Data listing
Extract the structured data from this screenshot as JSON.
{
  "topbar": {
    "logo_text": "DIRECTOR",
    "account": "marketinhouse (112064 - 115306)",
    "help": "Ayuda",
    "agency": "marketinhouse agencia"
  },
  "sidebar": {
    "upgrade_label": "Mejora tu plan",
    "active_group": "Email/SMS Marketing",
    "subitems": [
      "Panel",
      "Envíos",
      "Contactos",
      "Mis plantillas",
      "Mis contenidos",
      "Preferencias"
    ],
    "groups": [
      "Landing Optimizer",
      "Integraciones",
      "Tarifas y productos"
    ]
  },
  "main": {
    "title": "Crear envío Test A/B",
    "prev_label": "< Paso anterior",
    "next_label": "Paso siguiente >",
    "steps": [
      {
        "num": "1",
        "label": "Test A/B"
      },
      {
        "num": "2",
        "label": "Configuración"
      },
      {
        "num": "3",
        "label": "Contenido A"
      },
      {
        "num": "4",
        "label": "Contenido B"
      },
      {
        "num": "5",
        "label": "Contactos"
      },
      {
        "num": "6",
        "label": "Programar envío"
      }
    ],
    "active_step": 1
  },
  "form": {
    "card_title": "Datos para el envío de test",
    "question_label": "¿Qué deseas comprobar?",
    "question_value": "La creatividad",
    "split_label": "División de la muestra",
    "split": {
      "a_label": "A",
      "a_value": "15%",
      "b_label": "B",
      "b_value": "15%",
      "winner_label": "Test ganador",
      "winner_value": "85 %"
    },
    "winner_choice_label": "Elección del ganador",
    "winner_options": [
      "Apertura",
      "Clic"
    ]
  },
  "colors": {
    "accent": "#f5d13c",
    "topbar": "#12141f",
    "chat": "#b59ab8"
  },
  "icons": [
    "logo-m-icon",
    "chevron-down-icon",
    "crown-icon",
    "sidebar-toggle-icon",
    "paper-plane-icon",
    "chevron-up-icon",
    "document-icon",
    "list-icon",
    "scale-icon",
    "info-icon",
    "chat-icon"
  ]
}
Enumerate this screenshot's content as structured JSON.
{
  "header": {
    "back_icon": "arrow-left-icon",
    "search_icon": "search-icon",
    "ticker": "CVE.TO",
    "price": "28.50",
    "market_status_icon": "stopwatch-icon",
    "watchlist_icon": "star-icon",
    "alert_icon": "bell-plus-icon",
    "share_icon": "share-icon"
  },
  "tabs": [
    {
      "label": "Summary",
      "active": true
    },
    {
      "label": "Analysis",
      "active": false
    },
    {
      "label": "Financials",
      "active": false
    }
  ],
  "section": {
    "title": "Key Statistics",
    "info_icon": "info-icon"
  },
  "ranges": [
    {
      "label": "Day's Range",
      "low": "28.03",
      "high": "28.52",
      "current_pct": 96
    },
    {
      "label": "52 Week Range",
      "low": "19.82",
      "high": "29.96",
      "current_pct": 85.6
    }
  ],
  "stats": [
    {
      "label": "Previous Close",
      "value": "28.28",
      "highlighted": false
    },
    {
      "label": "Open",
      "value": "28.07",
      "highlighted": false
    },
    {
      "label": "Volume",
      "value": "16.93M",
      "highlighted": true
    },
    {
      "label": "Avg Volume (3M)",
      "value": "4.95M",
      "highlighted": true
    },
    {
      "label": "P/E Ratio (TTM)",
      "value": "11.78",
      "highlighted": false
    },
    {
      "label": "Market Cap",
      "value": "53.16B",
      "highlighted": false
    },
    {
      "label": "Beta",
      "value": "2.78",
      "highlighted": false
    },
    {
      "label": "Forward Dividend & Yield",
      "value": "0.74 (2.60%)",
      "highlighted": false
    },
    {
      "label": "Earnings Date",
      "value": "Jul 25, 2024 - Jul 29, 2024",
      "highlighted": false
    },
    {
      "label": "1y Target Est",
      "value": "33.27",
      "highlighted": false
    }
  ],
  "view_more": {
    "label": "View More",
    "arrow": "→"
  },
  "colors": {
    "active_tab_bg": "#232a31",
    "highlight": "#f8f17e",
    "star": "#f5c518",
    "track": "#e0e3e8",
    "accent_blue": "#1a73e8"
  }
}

→ **Your goal**
Return every line exactly.

→ **Worked answer**
Extract the structured data from this screenshot as JSON.
{
  "topbar": {
    "logo_text": "DIRECTOR",
    "account": "marketinhouse (112064 - 115306)",
    "help": "Ayuda",
    "agency": "marketinhouse agencia"
  },
  "sidebar": {
    "upgrade_label": "Mejora tu plan",
    "active_group": "Email/SMS Marketing",
    "subitems": [
      "Panel",
      "Envíos",
      "Contactos",
      "Mis plantillas",
      "Mis contenidos",
      "Preferencias"
    ],
    "groups": [
      "Landing Optimizer",
      "Integraciones",
      "Tarifas y productos"
    ]
  },
  "main": {
    "title": "Crear envío Test A/B",
    "prev_label": "< Paso anterior",
    "next_label": "Paso siguiente >",
    "steps": [
      {
        "num": "1",
        "label": "Test A/B"
      },
      {
        "num": "2",
        "label": "Configuración"
      },
      {
        "num": "3",
        "label": "Contenido A"
      },
      {
        "num": "4",
        "label": "Contenido B"
      },
      {
        "num": "5",
        "label": "Contactos"
      },
      {
        "num": "6",
        "label": "Programar envío"
      }
    ],
    "active_step": 1
  },
  "form": {
    "card_title": "Datos para el envío de test",
    "question_label": "¿Qué deseas comprobar?",
    "question_value": "La creatividad",
    "split_label": "División de la muestra",
    "split": {
      "a_label": "A",
      "a_value": "15%",
      "b_label": "B",
      "b_value": "15%",
      "winner_label": "Test ganador",
      "winner_value": "85 %"
    },
    "winner_choice_label": "Elección del ganador",
    "winner_options": [
      "Apertura",
      "Clic"
    ]
  },
  "colors": {
    "accent": "#f5d13c",
    "topbar": "#12141f",
    "chat": "#b59ab8"
  },
  "icons": [
    "logo-m-icon",
    "chevron-down-icon",
    "crown-icon",
    "sidebar-toggle-icon",
    "paper-plane-icon",
    "chevron-up-icon",
    "document-icon",
    "list-icon",
    "scale-icon",
    "info-icon",
    "chat-icon"
  ]
}
Enumerate this screenshot's content as structured JSON.
{
  "header": {
    "back_icon": "arrow-left-icon",
    "search_icon": "search-icon",
    "ticker": "CVE.TO",
    "price": "28.50",
    "market_status_icon": "stopwatch-icon",
    "watchlist_icon": "star-icon",
    "alert_icon": "bell-plus-icon",
    "share_icon": "share-icon"
  },
  "tabs": [
    {
      "label": "Summary",
      "active": true
    },
    {
      "label": "Analysis",
      "active": false
    },
    {
      "label": "Financials",
      "active": false
    }
  ],
  "section": {
    "title": "Key Statistics",
    "info_icon": "info-icon"
  },
  "ranges": [
    {
      "label": "Day's Range",
      "low": "28.03",
      "high": "28.52",
      "current_pct": 96
    },
    {
      "label": "52 Week Range",
      "low": "19.82",
      "high": "29.96",
      "current_pct": 85.6
    }
  ],
  "stats": [
    {
      "label": "Previous Close",
      "value": "28.28",
      "highlighted": false
    },
    {
      "label": "Open",
      "value": "28.07",
      "highlighted": false
    },
    {
      "label": "Volume",
      "value": "16.93M",
      "highlighted": true
    },
    {
      "label": "Avg Volume (3M)",
      "value": "4.95M",
      "highlighted": true
    },
    {
      "label": "P/E Ratio (TTM)",
      "value": "11.78",
      "highlighted": false
    },
    {
      "label": "Market Cap",
      "value": "53.16B",
      "highlighted": false
    },
    {
      "label": "Beta",
      "value": "2.78",
      "highlighted": false
    },
    {
      "label": "Forward Dividend & Yield",
      "value": "0.74 (2.60%)",
      "highlighted": false
    },
    {
      "label": "Earnings Date",
      "value": "Jul 25, 2024 - Jul 29, 2024",
      "highlighted": false
    },
    {
      "label": "1y Target Est",
      "value": "33.27",
      "highlighted": false
    }
  ],
  "view_more": {
    "label": "View More",
    "arrow": "→"
  },
  "colors": {
    "active_tab_bg": "#232a31",
    "highlight": "#f8f17e",
    "star": "#f5c518",
    "track": "#e0e3e8",
    "accent_blue": "#1a73e8"
  }
}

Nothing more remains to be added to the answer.